▶ [Exercise details] Report how many lines hold the string "Призывникам". Give the number and nothing else.

▶ [Record excerpts]
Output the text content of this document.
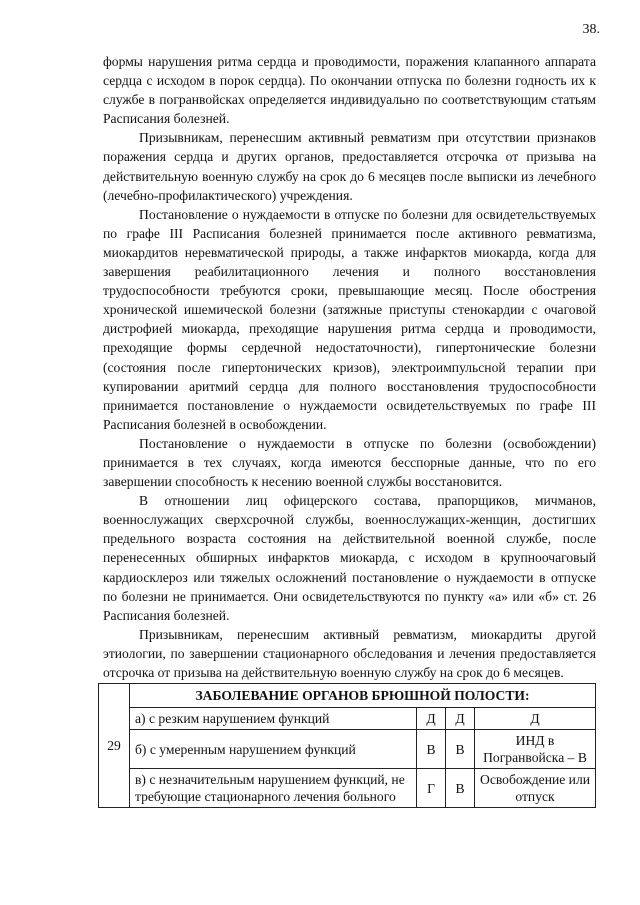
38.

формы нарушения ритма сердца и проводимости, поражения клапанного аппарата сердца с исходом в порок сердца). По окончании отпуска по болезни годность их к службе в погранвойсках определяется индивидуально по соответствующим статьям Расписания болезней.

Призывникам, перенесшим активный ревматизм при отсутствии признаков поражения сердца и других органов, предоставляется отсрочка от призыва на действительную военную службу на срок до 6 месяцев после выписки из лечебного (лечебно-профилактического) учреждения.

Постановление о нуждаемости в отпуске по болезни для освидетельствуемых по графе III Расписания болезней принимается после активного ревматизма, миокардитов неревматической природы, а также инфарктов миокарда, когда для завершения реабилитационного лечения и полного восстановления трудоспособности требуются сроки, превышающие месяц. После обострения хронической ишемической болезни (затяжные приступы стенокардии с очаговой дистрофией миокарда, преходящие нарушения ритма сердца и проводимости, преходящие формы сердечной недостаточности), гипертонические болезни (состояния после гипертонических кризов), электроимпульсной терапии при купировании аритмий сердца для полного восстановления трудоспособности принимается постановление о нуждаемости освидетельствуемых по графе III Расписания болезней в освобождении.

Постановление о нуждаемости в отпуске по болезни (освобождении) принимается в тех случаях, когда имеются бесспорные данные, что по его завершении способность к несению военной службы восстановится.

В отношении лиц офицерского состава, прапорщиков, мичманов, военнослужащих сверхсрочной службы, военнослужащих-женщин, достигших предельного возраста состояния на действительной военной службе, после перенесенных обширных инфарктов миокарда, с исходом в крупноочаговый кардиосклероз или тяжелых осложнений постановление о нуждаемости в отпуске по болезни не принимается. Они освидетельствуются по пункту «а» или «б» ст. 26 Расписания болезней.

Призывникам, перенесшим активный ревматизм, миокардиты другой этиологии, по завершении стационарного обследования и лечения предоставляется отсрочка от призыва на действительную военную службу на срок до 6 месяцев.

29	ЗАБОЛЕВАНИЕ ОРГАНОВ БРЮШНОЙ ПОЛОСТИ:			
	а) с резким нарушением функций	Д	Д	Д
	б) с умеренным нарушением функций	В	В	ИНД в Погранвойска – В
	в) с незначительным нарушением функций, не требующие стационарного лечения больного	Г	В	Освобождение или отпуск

▶ [Finished task] 2